WHAT IS EXPECTED: Please format the part of the data that opens with the line containing "list every element" and closes with the line containing "1033, 291, 1047]" as a JSON list of strings, one string per line. Include both of those lines and leave out blank lines.

WORKING DATA:
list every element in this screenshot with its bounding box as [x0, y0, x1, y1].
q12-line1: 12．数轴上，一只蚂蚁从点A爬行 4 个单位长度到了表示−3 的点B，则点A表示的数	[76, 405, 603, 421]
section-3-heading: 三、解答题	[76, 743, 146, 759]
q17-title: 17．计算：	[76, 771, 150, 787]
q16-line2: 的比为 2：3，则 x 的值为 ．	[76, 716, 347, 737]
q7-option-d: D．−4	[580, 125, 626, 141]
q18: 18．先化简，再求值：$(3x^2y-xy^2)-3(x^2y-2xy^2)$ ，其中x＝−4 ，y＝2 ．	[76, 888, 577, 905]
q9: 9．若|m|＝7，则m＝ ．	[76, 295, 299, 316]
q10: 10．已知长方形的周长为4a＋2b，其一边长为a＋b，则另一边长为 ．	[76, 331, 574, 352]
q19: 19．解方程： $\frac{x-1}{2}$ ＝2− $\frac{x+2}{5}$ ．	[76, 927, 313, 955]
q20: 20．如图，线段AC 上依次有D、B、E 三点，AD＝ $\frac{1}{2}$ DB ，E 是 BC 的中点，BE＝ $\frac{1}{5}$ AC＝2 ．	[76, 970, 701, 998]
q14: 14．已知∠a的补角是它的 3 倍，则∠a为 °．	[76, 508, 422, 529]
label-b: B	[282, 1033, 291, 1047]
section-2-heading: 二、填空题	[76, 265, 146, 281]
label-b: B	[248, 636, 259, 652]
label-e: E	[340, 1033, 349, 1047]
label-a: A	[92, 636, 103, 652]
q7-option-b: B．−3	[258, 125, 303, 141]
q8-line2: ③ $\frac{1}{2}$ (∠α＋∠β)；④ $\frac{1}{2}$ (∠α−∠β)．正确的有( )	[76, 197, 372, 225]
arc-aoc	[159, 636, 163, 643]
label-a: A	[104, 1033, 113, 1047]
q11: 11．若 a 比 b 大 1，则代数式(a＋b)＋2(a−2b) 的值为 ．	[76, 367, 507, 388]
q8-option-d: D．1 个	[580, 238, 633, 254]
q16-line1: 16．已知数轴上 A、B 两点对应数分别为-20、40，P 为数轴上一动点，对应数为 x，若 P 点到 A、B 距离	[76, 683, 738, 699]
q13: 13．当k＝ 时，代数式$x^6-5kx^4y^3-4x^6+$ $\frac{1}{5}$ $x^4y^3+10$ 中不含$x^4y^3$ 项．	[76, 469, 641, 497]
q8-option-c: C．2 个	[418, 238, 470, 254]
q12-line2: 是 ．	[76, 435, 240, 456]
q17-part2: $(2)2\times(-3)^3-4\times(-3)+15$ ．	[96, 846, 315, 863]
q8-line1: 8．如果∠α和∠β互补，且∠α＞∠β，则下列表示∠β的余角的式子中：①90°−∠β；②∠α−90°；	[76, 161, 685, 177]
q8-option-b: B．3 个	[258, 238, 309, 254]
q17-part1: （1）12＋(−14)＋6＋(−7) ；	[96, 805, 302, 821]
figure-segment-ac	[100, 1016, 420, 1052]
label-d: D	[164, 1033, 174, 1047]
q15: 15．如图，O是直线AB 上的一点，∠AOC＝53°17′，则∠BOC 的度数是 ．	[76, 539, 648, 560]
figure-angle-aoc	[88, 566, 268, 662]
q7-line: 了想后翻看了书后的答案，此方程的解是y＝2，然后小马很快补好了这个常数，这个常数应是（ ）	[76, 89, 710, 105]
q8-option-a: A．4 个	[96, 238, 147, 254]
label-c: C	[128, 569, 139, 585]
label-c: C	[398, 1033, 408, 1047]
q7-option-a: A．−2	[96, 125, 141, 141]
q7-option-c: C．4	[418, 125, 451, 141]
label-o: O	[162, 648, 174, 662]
...
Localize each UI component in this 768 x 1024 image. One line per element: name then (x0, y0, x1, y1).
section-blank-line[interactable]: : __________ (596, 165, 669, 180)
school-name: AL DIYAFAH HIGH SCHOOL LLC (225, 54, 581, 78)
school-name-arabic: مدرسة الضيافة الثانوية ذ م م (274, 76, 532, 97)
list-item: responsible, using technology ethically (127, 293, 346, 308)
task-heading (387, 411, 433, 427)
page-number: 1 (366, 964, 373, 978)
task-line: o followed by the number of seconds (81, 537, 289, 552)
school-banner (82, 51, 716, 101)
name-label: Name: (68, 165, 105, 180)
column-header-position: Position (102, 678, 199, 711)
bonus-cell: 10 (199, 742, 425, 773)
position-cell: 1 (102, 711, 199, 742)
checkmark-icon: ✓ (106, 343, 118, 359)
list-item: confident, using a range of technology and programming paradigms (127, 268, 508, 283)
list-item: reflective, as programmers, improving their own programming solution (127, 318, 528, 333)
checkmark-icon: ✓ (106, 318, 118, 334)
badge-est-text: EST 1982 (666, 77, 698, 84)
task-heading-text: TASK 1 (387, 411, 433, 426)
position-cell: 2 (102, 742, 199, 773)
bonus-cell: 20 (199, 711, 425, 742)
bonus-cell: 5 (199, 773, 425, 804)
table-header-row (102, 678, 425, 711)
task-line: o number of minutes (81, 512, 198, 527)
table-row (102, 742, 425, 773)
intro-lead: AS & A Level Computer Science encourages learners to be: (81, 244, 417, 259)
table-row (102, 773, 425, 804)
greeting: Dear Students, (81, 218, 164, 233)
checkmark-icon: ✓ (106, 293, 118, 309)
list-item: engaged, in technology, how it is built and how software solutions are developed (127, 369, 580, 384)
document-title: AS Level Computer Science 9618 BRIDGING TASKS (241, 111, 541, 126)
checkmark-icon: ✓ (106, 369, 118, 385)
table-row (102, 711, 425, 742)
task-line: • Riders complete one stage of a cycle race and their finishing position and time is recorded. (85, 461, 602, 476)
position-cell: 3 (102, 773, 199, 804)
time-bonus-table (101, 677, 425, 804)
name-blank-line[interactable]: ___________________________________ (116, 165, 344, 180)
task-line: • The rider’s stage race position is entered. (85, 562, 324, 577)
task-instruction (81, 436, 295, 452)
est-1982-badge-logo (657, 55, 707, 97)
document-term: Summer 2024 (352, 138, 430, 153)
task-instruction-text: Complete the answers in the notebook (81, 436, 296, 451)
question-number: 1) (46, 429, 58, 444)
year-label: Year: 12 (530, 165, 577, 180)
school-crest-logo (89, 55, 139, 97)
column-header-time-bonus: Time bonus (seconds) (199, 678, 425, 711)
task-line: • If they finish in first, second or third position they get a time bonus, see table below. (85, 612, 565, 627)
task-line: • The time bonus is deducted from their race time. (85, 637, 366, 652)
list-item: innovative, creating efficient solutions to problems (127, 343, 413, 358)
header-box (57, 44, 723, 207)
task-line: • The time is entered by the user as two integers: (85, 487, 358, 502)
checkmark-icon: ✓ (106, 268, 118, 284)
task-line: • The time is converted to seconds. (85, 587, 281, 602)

ANSWER IN FULL:
[
  "list every element in this screenshot with its bounding box as [x0, y0, x1, y1].",
  "q12-line1: 12．数轴上，一只蚂蚁从点A爬行 4 个单位长度到了表示−3 的点B，则点A表示的数\t[76, 405, 603, 421]",
  "section-3-heading: 三、解答题\t[76, 743, 146, 759]",
  "q17-title: 17．计算：\t[76, 771, 150, 787]",
  "q16-line2: 的比为 2：3，则 x 的值为 ．\t[76, 716, 347, 737]",
  "q7-option-d: D．−4\t[580, 125, 626, 141]",
  "q18: 18．先化简，再求值：$(3x^2y-xy^2)-3(x^2y-2xy^2)$ ，其中x＝−4 ，y＝2 ．\t[76, 888, 577, 905]",
  "q9: 9．若|m|＝7，则m＝ ．\t[76, 295, 299, 316]",
  "q10: 10．已知长方形的周长为4a＋2b，其一边长为a＋b，则另一边长为 ．\t[76, 331, 574, 352]",
  "q19: 19．解方程： $\\frac{x-1}{2}$ ＝2− $\\frac{x+2}{5}$ ．\t[76, 927, 313, 955]",
  "q20: 20．如图，线段AC 上依次有D、B、E 三点，AD＝ $\\frac{1}{2}$ DB ，E 是 BC 的中点，BE＝ $\\frac{1}{5}$ AC＝2 ．\t[76, 970, 701, 998]",
  "q14: 14．已知∠a的补角是它的 3 倍，则∠a为 °．\t[76, 508, 422, 529]",
  "label-b: B\t[282, 1033, 291, 1047]"
]